## BEGIN Data for processing
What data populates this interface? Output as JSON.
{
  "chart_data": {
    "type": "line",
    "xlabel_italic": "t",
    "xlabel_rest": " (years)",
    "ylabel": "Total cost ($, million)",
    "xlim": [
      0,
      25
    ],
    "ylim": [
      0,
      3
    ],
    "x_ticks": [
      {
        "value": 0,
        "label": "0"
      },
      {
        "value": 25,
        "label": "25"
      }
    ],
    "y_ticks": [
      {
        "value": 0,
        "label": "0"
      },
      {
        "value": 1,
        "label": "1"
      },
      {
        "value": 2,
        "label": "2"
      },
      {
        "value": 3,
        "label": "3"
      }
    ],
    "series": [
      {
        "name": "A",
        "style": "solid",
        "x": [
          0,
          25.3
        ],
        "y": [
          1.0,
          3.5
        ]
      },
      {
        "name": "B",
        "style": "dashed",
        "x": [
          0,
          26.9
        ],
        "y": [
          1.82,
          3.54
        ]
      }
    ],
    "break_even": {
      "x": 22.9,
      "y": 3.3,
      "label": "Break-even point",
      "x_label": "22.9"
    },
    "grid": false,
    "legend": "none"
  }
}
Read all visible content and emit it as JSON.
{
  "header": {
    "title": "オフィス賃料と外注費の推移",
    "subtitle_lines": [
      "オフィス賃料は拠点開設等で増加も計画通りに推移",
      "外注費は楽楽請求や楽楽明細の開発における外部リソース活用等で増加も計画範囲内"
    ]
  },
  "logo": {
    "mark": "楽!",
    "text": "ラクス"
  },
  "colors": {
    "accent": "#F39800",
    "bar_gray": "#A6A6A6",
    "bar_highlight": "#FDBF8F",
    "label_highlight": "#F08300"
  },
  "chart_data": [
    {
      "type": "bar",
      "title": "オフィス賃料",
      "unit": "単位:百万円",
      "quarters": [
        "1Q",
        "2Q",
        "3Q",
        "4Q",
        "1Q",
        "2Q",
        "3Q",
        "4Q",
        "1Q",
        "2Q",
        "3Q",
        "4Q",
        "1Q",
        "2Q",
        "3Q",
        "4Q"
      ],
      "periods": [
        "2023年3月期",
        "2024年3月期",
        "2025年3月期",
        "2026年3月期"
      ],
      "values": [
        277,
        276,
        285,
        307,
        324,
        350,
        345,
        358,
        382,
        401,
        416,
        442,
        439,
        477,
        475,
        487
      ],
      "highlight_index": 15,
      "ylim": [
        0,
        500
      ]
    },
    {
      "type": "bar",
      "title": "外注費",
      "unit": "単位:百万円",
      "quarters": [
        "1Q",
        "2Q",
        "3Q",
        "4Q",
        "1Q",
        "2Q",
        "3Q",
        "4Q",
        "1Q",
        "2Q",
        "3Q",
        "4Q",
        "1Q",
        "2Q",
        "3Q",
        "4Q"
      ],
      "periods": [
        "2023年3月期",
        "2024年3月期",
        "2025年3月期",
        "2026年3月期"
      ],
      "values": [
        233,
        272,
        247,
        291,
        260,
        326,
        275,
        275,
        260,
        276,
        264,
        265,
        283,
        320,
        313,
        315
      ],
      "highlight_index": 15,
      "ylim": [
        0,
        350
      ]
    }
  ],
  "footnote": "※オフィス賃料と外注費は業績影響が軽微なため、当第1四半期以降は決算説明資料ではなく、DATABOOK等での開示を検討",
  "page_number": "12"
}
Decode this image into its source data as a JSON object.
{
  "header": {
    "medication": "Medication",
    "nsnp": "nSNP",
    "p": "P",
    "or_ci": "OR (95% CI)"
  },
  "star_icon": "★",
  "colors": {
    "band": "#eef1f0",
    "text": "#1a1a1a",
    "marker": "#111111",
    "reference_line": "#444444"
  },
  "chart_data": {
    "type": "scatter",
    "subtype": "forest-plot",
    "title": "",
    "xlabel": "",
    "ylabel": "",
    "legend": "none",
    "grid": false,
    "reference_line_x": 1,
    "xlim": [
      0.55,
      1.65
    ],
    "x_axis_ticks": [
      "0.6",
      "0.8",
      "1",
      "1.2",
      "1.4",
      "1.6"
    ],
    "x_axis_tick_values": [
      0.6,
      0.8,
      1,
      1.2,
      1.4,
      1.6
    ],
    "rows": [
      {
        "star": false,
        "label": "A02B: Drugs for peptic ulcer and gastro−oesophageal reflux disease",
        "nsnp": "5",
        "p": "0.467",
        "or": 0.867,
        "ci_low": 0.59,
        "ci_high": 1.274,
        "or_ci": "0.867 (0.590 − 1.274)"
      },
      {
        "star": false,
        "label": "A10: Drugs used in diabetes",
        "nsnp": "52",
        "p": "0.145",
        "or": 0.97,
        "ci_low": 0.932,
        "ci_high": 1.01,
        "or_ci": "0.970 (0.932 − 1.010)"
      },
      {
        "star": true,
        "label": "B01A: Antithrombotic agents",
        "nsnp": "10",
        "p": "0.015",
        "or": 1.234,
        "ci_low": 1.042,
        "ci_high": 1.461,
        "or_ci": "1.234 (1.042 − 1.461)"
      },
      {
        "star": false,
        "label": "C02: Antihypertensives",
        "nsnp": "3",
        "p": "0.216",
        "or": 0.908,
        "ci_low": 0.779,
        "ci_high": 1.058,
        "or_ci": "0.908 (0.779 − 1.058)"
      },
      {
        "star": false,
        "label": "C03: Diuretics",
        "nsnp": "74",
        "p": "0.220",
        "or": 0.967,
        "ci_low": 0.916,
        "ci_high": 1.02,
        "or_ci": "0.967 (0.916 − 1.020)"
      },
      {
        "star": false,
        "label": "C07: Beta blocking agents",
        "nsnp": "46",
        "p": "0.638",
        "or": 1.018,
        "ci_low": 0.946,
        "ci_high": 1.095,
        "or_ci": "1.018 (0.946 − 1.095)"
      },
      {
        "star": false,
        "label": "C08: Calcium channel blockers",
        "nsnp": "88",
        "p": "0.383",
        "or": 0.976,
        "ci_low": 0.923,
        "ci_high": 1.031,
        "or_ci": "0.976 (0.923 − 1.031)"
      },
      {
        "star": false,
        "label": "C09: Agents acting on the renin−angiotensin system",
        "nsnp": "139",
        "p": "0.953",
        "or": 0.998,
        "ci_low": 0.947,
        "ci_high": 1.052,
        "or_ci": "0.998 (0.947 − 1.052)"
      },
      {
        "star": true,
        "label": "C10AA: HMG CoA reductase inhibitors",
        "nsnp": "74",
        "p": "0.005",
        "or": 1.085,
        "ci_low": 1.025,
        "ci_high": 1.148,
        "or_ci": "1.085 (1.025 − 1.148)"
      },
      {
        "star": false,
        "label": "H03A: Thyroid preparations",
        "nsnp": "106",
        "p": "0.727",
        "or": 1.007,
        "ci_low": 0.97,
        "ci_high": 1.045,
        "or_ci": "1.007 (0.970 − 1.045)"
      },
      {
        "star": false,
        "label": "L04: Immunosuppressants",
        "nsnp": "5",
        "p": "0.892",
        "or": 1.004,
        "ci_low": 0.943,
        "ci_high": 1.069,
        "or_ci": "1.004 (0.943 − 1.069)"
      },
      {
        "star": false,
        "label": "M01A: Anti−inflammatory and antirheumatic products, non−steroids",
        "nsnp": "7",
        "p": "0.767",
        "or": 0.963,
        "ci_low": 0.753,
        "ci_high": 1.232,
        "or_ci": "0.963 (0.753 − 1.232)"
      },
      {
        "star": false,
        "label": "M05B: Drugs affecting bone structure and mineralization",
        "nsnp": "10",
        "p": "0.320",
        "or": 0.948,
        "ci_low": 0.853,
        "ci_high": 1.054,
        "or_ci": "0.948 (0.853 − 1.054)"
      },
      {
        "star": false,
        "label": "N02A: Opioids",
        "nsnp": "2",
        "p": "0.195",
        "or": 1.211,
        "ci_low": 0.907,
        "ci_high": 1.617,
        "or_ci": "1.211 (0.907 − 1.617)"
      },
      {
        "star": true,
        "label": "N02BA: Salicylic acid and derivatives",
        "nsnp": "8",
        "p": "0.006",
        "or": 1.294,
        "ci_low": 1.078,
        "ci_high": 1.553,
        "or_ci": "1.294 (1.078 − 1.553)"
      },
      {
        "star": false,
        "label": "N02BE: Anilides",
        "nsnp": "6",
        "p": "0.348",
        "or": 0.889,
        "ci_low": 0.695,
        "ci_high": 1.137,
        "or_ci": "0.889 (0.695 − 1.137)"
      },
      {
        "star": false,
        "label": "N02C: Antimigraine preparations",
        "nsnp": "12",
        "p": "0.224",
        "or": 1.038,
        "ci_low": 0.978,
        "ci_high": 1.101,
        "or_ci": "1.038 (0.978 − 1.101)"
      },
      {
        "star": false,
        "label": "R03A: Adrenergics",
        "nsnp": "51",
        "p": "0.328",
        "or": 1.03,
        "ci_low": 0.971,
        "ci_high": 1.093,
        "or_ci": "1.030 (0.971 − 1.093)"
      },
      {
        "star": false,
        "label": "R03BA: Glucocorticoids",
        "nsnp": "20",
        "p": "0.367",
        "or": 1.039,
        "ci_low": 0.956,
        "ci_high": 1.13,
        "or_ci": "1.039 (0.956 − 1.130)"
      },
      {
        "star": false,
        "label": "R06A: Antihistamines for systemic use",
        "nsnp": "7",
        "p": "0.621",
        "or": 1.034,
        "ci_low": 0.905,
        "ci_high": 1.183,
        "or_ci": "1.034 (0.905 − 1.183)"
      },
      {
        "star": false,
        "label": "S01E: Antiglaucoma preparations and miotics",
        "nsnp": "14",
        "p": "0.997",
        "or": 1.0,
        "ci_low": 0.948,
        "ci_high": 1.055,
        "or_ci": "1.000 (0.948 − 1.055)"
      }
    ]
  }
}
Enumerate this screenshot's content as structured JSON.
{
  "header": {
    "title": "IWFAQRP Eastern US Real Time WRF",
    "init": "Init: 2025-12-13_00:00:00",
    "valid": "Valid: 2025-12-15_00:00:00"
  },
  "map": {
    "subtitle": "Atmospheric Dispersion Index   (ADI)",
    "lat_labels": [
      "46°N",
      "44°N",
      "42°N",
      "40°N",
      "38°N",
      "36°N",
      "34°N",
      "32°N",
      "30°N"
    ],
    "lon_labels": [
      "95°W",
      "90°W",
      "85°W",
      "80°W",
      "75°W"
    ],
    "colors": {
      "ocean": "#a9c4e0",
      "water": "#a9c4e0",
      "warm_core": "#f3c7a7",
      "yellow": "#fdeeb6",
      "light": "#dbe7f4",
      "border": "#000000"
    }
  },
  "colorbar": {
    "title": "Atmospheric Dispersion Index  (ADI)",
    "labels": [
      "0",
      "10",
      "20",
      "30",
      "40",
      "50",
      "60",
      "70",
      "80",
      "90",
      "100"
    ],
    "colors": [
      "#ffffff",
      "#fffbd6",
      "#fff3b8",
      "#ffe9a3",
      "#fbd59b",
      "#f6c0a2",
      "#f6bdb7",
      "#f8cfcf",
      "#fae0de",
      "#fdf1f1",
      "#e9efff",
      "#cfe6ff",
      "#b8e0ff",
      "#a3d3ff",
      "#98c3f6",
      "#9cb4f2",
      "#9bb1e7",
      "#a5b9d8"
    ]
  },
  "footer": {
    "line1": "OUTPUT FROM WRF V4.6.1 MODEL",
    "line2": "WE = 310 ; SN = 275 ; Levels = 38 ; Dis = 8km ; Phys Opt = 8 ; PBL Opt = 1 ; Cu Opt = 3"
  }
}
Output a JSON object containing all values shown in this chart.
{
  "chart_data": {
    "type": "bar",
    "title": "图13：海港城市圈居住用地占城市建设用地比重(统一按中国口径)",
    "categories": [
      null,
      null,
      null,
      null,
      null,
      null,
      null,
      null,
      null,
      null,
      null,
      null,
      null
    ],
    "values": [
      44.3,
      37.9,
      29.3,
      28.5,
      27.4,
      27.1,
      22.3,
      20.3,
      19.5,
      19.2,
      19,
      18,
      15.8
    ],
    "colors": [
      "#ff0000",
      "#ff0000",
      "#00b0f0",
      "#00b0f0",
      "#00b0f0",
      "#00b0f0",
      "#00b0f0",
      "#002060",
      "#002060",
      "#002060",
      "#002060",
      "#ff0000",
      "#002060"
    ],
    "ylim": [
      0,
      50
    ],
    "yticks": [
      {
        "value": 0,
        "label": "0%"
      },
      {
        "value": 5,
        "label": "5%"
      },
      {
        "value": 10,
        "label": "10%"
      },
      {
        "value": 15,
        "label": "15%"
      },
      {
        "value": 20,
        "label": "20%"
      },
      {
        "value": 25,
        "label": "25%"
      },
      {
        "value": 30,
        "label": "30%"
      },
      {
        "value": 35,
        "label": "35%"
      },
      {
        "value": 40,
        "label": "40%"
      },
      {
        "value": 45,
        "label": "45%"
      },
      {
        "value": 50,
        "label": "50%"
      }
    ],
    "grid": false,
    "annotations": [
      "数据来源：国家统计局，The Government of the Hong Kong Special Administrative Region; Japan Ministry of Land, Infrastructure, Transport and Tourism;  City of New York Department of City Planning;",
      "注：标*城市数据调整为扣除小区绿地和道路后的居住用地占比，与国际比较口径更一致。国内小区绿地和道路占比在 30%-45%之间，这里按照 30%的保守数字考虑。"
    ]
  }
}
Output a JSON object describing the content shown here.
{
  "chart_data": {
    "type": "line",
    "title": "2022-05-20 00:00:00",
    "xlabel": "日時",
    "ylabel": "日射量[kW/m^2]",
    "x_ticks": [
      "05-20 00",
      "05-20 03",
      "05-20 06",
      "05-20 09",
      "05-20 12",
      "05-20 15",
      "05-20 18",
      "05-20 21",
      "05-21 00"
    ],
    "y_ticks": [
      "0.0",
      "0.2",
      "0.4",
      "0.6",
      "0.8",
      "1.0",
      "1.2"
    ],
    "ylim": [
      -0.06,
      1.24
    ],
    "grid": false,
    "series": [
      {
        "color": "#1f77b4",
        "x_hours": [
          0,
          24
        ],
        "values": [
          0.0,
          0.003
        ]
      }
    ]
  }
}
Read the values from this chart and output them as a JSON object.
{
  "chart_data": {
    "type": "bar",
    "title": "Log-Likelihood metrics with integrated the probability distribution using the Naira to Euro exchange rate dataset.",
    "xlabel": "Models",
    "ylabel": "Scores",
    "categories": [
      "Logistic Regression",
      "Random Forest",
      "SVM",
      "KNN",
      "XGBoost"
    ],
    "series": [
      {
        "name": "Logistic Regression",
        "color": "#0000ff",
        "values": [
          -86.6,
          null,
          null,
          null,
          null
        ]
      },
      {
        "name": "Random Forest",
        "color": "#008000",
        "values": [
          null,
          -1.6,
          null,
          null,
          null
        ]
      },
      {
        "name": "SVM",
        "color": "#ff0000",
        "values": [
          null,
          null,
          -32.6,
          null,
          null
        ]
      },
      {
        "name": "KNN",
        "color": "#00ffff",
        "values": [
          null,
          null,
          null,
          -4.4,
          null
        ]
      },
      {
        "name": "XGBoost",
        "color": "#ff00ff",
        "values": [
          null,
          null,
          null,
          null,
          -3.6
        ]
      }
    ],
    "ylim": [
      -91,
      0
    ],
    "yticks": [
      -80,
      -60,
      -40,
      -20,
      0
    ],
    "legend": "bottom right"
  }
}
## END Data for processing
[Stated exercise]: Where a line above holds the string "name", show that line.

[Result]:
        "name": "A",
        "name": "B",
        "name": "Logistic Regression",
        "name": "Random Forest",
        "name": "SVM",
        "name": "KNN",
        "name": "XGBoost",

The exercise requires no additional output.